-- AIM OF THE TASK --
Skip every picture and transcribe the remaining material exactly.

-- RECORDS FOR THE EXERCISE --

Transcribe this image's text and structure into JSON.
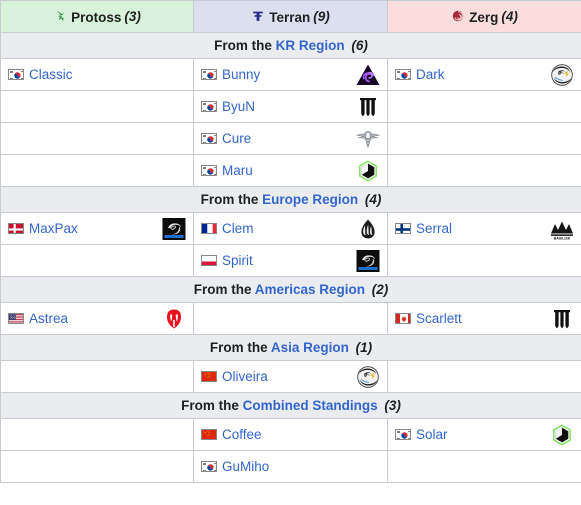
{
  "header": {
    "columns": [
      {
        "race": "Protoss",
        "count": "(3)",
        "icon": "protoss-icon",
        "bg": "#d9f2db"
      },
      {
        "race": "Terran",
        "count": "(9)",
        "icon": "terran-icon",
        "bg": "#dce0ee"
      },
      {
        "race": "Zerg",
        "count": "(4)",
        "icon": "zerg-icon",
        "bg": "#fadede"
      }
    ]
  },
  "colors": {
    "link": "#3366cc",
    "region_bg": "#eaecf0",
    "border": "#c8ccd1",
    "protoss": "#2a8a3e",
    "terran": "#2a2a8a",
    "zerg": "#a52a3a"
  },
  "sections": [
    {
      "prefix": "From the",
      "region": "KR Region",
      "count": "(6)",
      "rows": [
        {
          "protoss": {
            "name": "Classic",
            "flag": "kr",
            "team": null
          },
          "terran": {
            "name": "Bunny",
            "flag": "kr",
            "team": "dkz-triangle-logo"
          },
          "zerg": {
            "name": "Dark",
            "flag": "kr",
            "team": "dragon-phoenix-logo"
          }
        },
        {
          "protoss": null,
          "terran": {
            "name": "ByuN",
            "flag": "kr",
            "team": "crown-pillars-logo"
          },
          "zerg": null
        },
        {
          "protoss": null,
          "terran": {
            "name": "Cure",
            "flag": "kr",
            "team": "winged-emblem-logo"
          },
          "zerg": null
        },
        {
          "protoss": null,
          "terran": {
            "name": "Maru",
            "flag": "kr",
            "team": "green-hex-logo"
          },
          "zerg": null
        }
      ]
    },
    {
      "prefix": "From the",
      "region": "Europe Region",
      "count": "(4)",
      "rows": [
        {
          "protoss": {
            "name": "MaxPax",
            "flag": "dk",
            "team": "shopify-rebellion-logo"
          },
          "terran": {
            "name": "Clem",
            "flag": "fr",
            "team": "team-liquid-logo"
          },
          "zerg": {
            "name": "Serral",
            "flag": "fi",
            "team": "basilisk-logo"
          }
        },
        {
          "protoss": null,
          "terran": {
            "name": "Spirit",
            "flag": "pl",
            "team": "shopify-rebellion-logo"
          },
          "zerg": null
        }
      ]
    },
    {
      "prefix": "From the",
      "region": "Americas Region",
      "count": "(2)",
      "rows": [
        {
          "protoss": {
            "name": "Astrea",
            "flag": "us",
            "team": "red-helmet-logo"
          },
          "terran": null,
          "zerg": {
            "name": "Scarlett",
            "flag": "ca",
            "team": "crown-pillars-logo"
          }
        }
      ]
    },
    {
      "prefix": "From the",
      "region": "Asia Region",
      "count": "(1)",
      "rows": [
        {
          "protoss": null,
          "terran": {
            "name": "Oliveira",
            "flag": "cn",
            "team": "dragon-phoenix-logo"
          },
          "zerg": null
        }
      ]
    },
    {
      "prefix": "From the",
      "region": "Combined Standings",
      "count": "(3)",
      "rows": [
        {
          "protoss": null,
          "terran": {
            "name": "Coffee",
            "flag": "cn",
            "team": null
          },
          "zerg": {
            "name": "Solar",
            "flag": "kr",
            "team": "green-hex-logo"
          }
        },
        {
          "protoss": null,
          "terran": {
            "name": "GuMiho",
            "flag": "kr",
            "team": null
          },
          "zerg": null
        }
      ]
    }
  ]
}
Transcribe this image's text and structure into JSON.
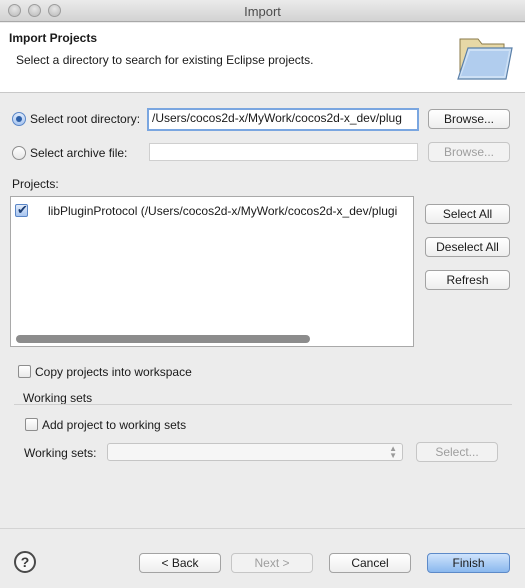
{
  "window": {
    "title": "Import"
  },
  "banner": {
    "title": "Import Projects",
    "description": "Select a directory to search for existing Eclipse projects."
  },
  "source": {
    "root_label": "Select root directory:",
    "root_value": "/Users/cocos2d-x/MyWork/cocos2d-x_dev/plug",
    "root_selected": true,
    "archive_label": "Select archive file:",
    "archive_value": "",
    "browse_label": "Browse..."
  },
  "projects": {
    "label": "Projects:",
    "items": [
      {
        "name": "libPluginProtocol (/Users/cocos2d-x/MyWork/cocos2d-x_dev/plugi",
        "checked": true
      }
    ],
    "select_all": "Select All",
    "deselect_all": "Deselect All",
    "refresh": "Refresh"
  },
  "options": {
    "copy_label": "Copy projects into workspace",
    "copy_checked": false
  },
  "working_sets": {
    "group_label": "Working sets",
    "add_label": "Add project to working sets",
    "add_checked": false,
    "field_label": "Working sets:",
    "select_label": "Select..."
  },
  "footer": {
    "help": "?",
    "back": "< Back",
    "next": "Next >",
    "cancel": "Cancel",
    "finish": "Finish"
  },
  "colors": {
    "accent": "#5d8ac8",
    "banner_bg": "#ffffff",
    "window_bg": "#ececec"
  }
}
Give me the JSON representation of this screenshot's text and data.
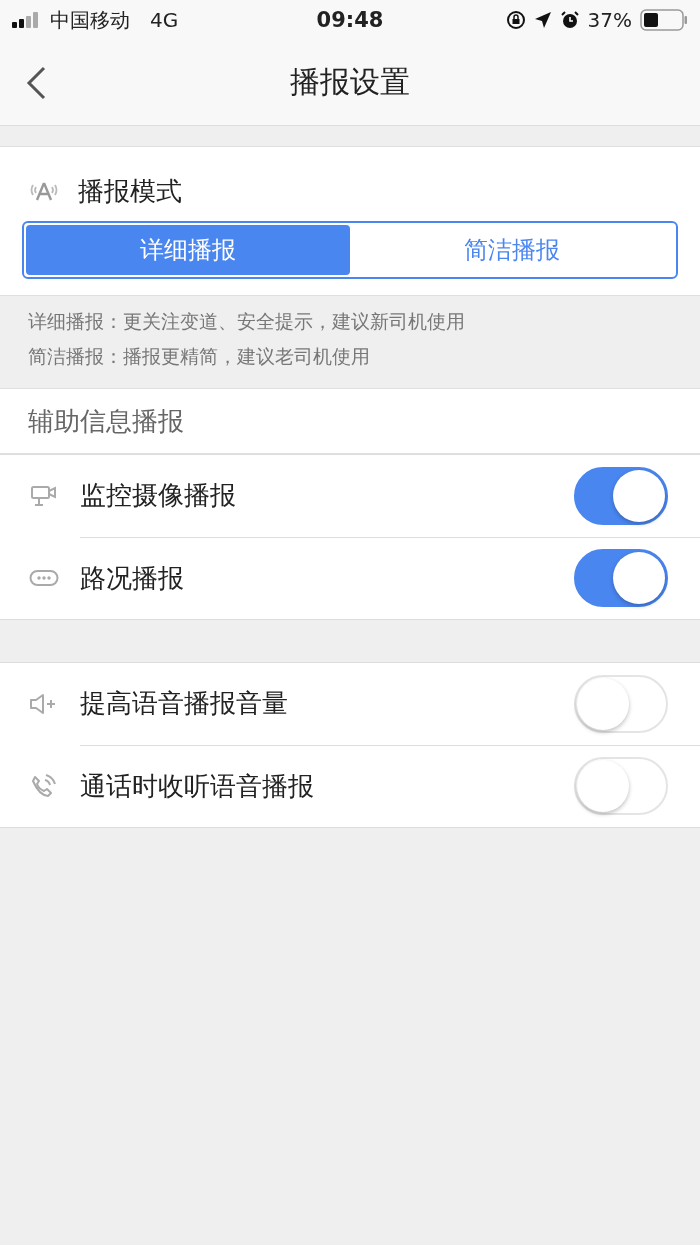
{
  "status_bar": {
    "carrier": "中国移动",
    "network": "4G",
    "time": "09:48",
    "battery": "37%"
  },
  "nav": {
    "title": "播报设置"
  },
  "mode": {
    "title": "播报模式",
    "options": [
      {
        "label": "详细播报",
        "selected": true
      },
      {
        "label": "简洁播报",
        "selected": false
      }
    ],
    "notes": [
      "详细播报：更关注变道、安全提示，建议新司机使用",
      "简洁播报：播报更精简，建议老司机使用"
    ]
  },
  "assist": {
    "header": "辅助信息播报",
    "rows": [
      {
        "label": "监控摄像播报",
        "on": true
      },
      {
        "label": "路况播报",
        "on": true
      }
    ]
  },
  "extra": {
    "rows": [
      {
        "label": "提高语音播报音量",
        "on": false
      },
      {
        "label": "通话时收听语音播报",
        "on": false
      }
    ]
  }
}
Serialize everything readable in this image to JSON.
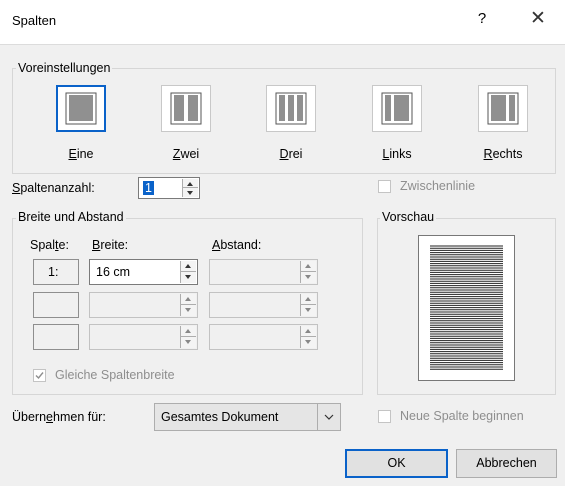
{
  "window": {
    "title": "Spalten",
    "help_label": "?",
    "close_label": "✕"
  },
  "presets": {
    "legend": "Voreinstellungen",
    "items": [
      {
        "label": "Eine",
        "access_key": "E",
        "rest": "ine",
        "selected": true
      },
      {
        "label": "Zwei",
        "access_key": "Z",
        "rest": "wei",
        "selected": false
      },
      {
        "label": "Drei",
        "access_key": "D",
        "rest": "rei",
        "selected": false
      },
      {
        "label": "Links",
        "access_key": "L",
        "rest": "inks",
        "selected": false
      },
      {
        "label": "Rechts",
        "access_key": "R",
        "rest": "echts",
        "selected": false
      }
    ]
  },
  "column_count": {
    "label_key": "S",
    "label_rest": "paltenanzahl:",
    "value": "1"
  },
  "separator_line": {
    "label": "Zwischenlinie",
    "checked": false,
    "enabled": false
  },
  "width_spacing": {
    "legend": "Breite und Abstand",
    "col_header_pre": "Spal",
    "col_header_key": "t",
    "col_header_post": "e:",
    "width_header_key": "B",
    "width_header_rest": "reite:",
    "spacing_header_key": "A",
    "spacing_header_rest": "bstand:",
    "rows": [
      {
        "col": "1:",
        "width": "16 cm",
        "spacing": ""
      },
      {
        "col": "",
        "width": "",
        "spacing": ""
      },
      {
        "col": "",
        "width": "",
        "spacing": ""
      }
    ],
    "equal_width": {
      "label": "Gleiche Spaltenbreite",
      "checked": true,
      "enabled": false
    }
  },
  "preview": {
    "legend": "Vorschau"
  },
  "apply_to": {
    "label_pre": "Übern",
    "label_key": "e",
    "label_post": "hmen für:",
    "value": "Gesamtes Dokument"
  },
  "new_column": {
    "label": "Neue Spalte beginnen",
    "checked": false,
    "enabled": false
  },
  "buttons": {
    "ok": "OK",
    "cancel": "Abbrechen"
  },
  "colors": {
    "accent": "#0a62c9",
    "background": "#f0f0f0",
    "disabled_text": "#8e8e8e"
  }
}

-- THE OUTPUT --
Transcribe this image's text and structure into JSON.
{
  "header": {
    "columns": [
      {
        "race": "Protoss",
        "count": "(3)",
        "icon": "protoss-icon",
        "bg": "#d9f2db"
      },
      {
        "race": "Terran",
        "count": "(9)",
        "icon": "terran-icon",
        "bg": "#dce0ee"
      },
      {
        "race": "Zerg",
        "count": "(4)",
        "icon": "zerg-icon",
        "bg": "#fadede"
      }
    ]
  },
  "colors": {
    "link": "#3366cc",
    "region_bg": "#eaecf0",
    "border": "#c8ccd1",
    "protoss": "#2a8a3e",
    "terran": "#2a2a8a",
    "zerg": "#a52a3a"
  },
  "sections": [
    {
      "prefix": "From the",
      "region": "KR Region",
      "count": "(6)",
      "rows": [
        {
          "protoss": {
            "name": "Classic",
            "flag": "kr",
            "team": null
          },
          "terran": {
            "name": "Bunny",
            "flag": "kr",
            "team": "dkz-triangle-logo"
          },
          "zerg": {
            "name": "Dark",
            "flag": "kr",
            "team": "dragon-phoenix-logo"
          }
        },
        {
          "protoss": null,
          "terran": {
            "name": "ByuN",
            "flag": "kr",
            "team": "crown-pillars-logo"
          },
          "zerg": null
        },
        {
          "protoss": null,
          "terran": {
            "name": "Cure",
            "flag": "kr",
            "team": "winged-emblem-logo"
          },
          "zerg": null
        },
        {
          "protoss": null,
          "terran": {
            "name": "Maru",
            "flag": "kr",
            "team": "green-hex-logo"
          },
          "zerg": null
        }
      ]
    },
    {
      "prefix": "From the",
      "region": "Europe Region",
      "count": "(4)",
      "rows": [
        {
          "protoss": {
            "name": "MaxPax",
            "flag": "dk",
            "team": "shopify-rebellion-logo"
          },
          "terran": {
            "name": "Clem",
            "flag": "fr",
            "team": "team-liquid-logo"
          },
          "zerg": {
            "name": "Serral",
            "flag": "fi",
            "team": "basilisk-logo"
          }
        },
        {
          "protoss": null,
          "terran": {
            "name": "Spirit",
            "flag": "pl",
            "team": "shopify-rebellion-logo"
          },
          "zerg": null
        }
      ]
    },
    {
      "prefix": "From the",
      "region": "Americas Region",
      "count": "(2)",
      "rows": [
        {
          "protoss": {
            "name": "Astrea",
            "flag": "us",
            "team": "red-helmet-logo"
          },
          "terran": null,
          "zerg": {
            "name": "Scarlett",
            "flag": "ca",
            "team": "crown-pillars-logo"
          }
        }
      ]
    },
    {
      "prefix": "From the",
      "region": "Asia Region",
      "count": "(1)",
      "rows": [
        {
          "protoss": null,
          "terran": {
            "name": "Oliveira",
            "flag": "cn",
            "team": "dragon-phoenix-logo"
          },
          "zerg": null
        }
      ]
    },
    {
      "prefix": "From the",
      "region": "Combined Standings",
      "count": "(3)",
      "rows": [
        {
          "protoss": null,
          "terran": {
            "name": "Coffee",
            "flag": "cn",
            "team": null
          },
          "zerg": {
            "name": "Solar",
            "flag": "kr",
            "team": "green-hex-logo"
          }
        },
        {
          "protoss": null,
          "terran": {
            "name": "GuMiho",
            "flag": "kr",
            "team": null
          },
          "zerg": null
        }
      ]
    }
  ]
}
Transcribe this image's text and structure into JSON.
{
  "window": {
    "title": "Import"
  },
  "banner": {
    "title": "Import Projects",
    "description": "Select a directory to search for existing Eclipse projects."
  },
  "source": {
    "root_label": "Select root directory:",
    "root_value": "/Users/cocos2d-x/MyWork/cocos2d-x_dev/plug",
    "root_selected": true,
    "archive_label": "Select archive file:",
    "archive_value": "",
    "browse_label": "Browse..."
  },
  "projects": {
    "label": "Projects:",
    "items": [
      {
        "name": "libPluginProtocol (/Users/cocos2d-x/MyWork/cocos2d-x_dev/plugi",
        "checked": true
      }
    ],
    "select_all": "Select All",
    "deselect_all": "Deselect All",
    "refresh": "Refresh"
  },
  "options": {
    "copy_label": "Copy projects into workspace",
    "copy_checked": false
  },
  "working_sets": {
    "group_label": "Working sets",
    "add_label": "Add project to working sets",
    "add_checked": false,
    "field_label": "Working sets:",
    "select_label": "Select..."
  },
  "footer": {
    "help": "?",
    "back": "< Back",
    "next": "Next >",
    "cancel": "Cancel",
    "finish": "Finish"
  },
  "colors": {
    "accent": "#5d8ac8",
    "banner_bg": "#ffffff",
    "window_bg": "#ececec"
  }
}
Give me the JSON representation of this screenshot's text and data.
{
  "status_bar": {
    "carrier": "中国移动",
    "network": "4G",
    "time": "09:48",
    "battery": "37%"
  },
  "nav": {
    "title": "播报设置"
  },
  "mode": {
    "title": "播报模式",
    "options": [
      {
        "label": "详细播报",
        "selected": true
      },
      {
        "label": "简洁播报",
        "selected": false
      }
    ],
    "notes": [
      "详细播报：更关注变道、安全提示，建议新司机使用",
      "简洁播报：播报更精简，建议老司机使用"
    ]
  },
  "assist": {
    "header": "辅助信息播报",
    "rows": [
      {
        "label": "监控摄像播报",
        "on": true
      },
      {
        "label": "路况播报",
        "on": true
      }
    ]
  },
  "extra": {
    "rows": [
      {
        "label": "提高语音播报音量",
        "on": false
      },
      {
        "label": "通话时收听语音播报",
        "on": false
      }
    ]
  }
}
Serialize everything readable in this image to JSON.
{
  "window": {
    "title": "Spalten",
    "help_label": "?",
    "close_label": "✕"
  },
  "presets": {
    "legend": "Voreinstellungen",
    "items": [
      {
        "label": "Eine",
        "access_key": "E",
        "rest": "ine",
        "selected": true
      },
      {
        "label": "Zwei",
        "access_key": "Z",
        "rest": "wei",
        "selected": false
      },
      {
        "label": "Drei",
        "access_key": "D",
        "rest": "rei",
        "selected": false
      },
      {
        "label": "Links",
        "access_key": "L",
        "rest": "inks",
        "selected": false
      },
      {
        "label": "Rechts",
        "access_key": "R",
        "rest": "echts",
        "selected": false
      }
    ]
  },
  "column_count": {
    "label_key": "S",
    "label_rest": "paltenanzahl:",
    "value": "1"
  },
  "separator_line": {
    "label": "Zwischenlinie",
    "checked": false,
    "enabled": false
  },
  "width_spacing": {
    "legend": "Breite und Abstand",
    "col_header_pre": "Spal",
    "col_header_key": "t",
    "col_header_post": "e:",
    "width_header_key": "B",
    "width_header_rest": "reite:",
    "spacing_header_key": "A",
    "spacing_header_rest": "bstand:",
    "rows": [
      {
        "col": "1:",
        "width": "16 cm",
        "spacing": ""
      },
      {
        "col": "",
        "width": "",
        "spacing": ""
      },
      {
        "col": "",
        "width": "",
        "spacing": ""
      }
    ],
    "equal_width": {
      "label": "Gleiche Spaltenbreite",
      "checked": true,
      "enabled": false
    }
  },
  "preview": {
    "legend": "Vorschau"
  },
  "apply_to": {
    "label_pre": "Übern",
    "label_key": "e",
    "label_post": "hmen für:",
    "value": "Gesamtes Dokument"
  },
  "new_column": {
    "label": "Neue Spalte beginnen",
    "checked": false,
    "enabled": false
  },
  "buttons": {
    "ok": "OK",
    "cancel": "Abbrechen"
  },
  "colors": {
    "accent": "#0a62c9",
    "background": "#f0f0f0",
    "disabled_text": "#8e8e8e"
  }
}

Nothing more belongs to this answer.